# [Problem statement]
In the entries below, identify every line with the string "Hùng" and copy it.

# [Listed entries]
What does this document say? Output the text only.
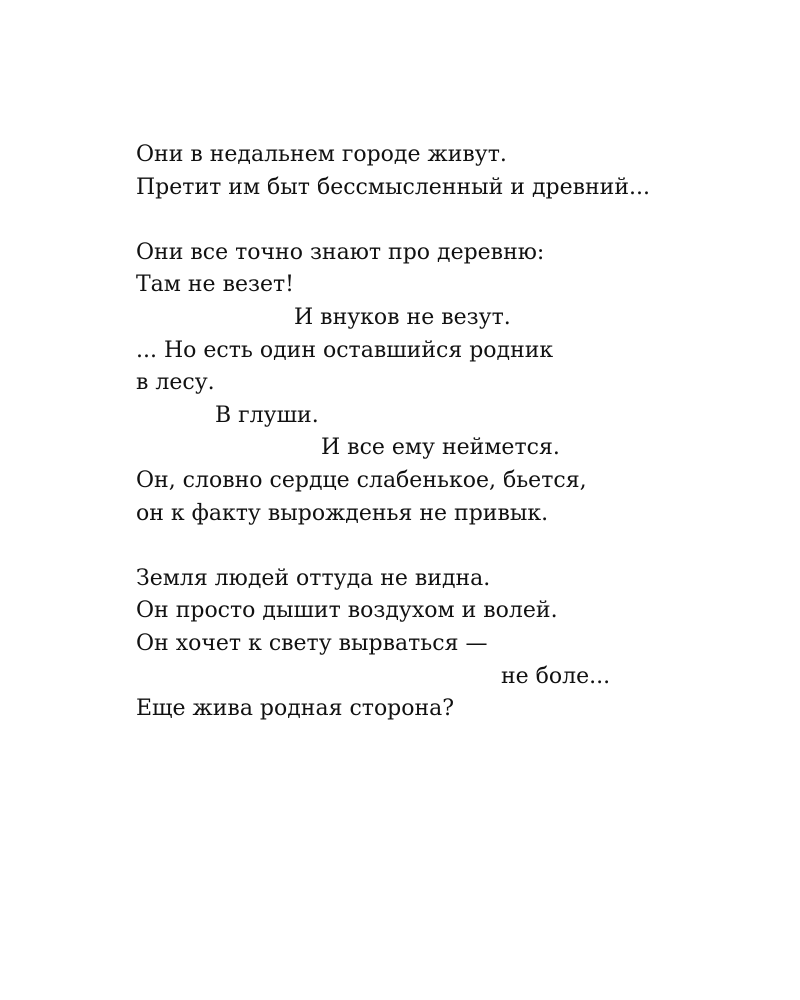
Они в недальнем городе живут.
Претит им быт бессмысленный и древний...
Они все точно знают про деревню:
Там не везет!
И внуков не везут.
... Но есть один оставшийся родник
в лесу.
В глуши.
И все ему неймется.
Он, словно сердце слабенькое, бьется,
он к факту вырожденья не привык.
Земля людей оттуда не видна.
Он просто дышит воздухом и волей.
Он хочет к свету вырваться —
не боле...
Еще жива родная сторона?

---

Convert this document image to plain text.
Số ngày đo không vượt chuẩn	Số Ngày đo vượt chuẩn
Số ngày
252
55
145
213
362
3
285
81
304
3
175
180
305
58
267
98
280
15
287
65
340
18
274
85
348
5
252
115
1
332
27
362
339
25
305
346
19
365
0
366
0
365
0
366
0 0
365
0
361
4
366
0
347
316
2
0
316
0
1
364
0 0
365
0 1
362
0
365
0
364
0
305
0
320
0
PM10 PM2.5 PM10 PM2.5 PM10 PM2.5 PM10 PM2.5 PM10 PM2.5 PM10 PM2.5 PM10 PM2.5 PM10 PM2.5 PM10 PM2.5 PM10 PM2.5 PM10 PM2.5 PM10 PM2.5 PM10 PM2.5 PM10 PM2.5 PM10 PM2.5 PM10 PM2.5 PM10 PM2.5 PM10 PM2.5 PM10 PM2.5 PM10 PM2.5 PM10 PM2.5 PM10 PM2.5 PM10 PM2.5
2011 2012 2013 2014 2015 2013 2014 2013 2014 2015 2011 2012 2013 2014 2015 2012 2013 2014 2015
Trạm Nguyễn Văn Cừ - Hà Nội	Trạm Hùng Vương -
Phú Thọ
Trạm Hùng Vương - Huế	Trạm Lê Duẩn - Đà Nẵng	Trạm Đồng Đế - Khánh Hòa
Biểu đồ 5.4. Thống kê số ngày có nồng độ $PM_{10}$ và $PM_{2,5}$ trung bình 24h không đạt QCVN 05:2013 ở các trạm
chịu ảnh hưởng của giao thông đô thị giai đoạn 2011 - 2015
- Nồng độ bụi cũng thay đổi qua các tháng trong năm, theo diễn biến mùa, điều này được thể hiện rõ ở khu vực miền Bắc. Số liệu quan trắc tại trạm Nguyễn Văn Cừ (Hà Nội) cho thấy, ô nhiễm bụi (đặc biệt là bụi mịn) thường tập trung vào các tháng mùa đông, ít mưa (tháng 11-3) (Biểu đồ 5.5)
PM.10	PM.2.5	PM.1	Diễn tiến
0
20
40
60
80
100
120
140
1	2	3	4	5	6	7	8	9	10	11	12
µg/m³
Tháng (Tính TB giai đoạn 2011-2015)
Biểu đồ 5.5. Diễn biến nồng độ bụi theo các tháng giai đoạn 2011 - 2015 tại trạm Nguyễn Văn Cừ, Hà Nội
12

...

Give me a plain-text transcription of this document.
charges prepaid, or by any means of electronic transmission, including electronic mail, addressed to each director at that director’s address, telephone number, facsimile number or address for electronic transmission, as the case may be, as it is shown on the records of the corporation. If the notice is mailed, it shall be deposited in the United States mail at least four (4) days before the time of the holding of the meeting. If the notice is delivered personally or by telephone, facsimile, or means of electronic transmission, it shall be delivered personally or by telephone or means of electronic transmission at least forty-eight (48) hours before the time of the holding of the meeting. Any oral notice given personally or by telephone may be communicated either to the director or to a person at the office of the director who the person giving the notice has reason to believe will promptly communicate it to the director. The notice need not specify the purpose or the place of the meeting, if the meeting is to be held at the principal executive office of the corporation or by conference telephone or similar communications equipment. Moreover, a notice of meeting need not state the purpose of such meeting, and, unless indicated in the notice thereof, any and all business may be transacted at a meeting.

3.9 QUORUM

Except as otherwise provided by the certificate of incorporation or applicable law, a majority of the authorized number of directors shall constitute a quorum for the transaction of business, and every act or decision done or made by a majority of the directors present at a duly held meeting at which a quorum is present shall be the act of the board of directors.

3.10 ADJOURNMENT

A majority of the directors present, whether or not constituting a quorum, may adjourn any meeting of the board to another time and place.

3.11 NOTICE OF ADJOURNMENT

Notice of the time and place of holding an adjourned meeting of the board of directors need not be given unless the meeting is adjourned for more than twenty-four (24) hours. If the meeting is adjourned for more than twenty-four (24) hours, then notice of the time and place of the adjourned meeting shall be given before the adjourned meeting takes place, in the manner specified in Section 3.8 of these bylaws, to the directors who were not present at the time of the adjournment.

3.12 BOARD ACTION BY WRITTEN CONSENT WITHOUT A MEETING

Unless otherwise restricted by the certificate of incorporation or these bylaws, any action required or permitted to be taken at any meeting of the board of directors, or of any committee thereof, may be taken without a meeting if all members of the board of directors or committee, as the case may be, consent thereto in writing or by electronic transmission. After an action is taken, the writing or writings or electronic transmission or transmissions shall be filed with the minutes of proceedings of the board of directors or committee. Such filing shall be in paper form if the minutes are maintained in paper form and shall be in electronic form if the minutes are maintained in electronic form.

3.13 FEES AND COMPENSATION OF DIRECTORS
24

# [Complete answer]
Trạm Nguyễn Văn Cừ - Hà Nội	Trạm Hùng Vương -
Trạm Hùng Vương - Huế	Trạm Lê Duẩn - Đà Nẵng	Trạm Đồng Đế - Khánh Hòa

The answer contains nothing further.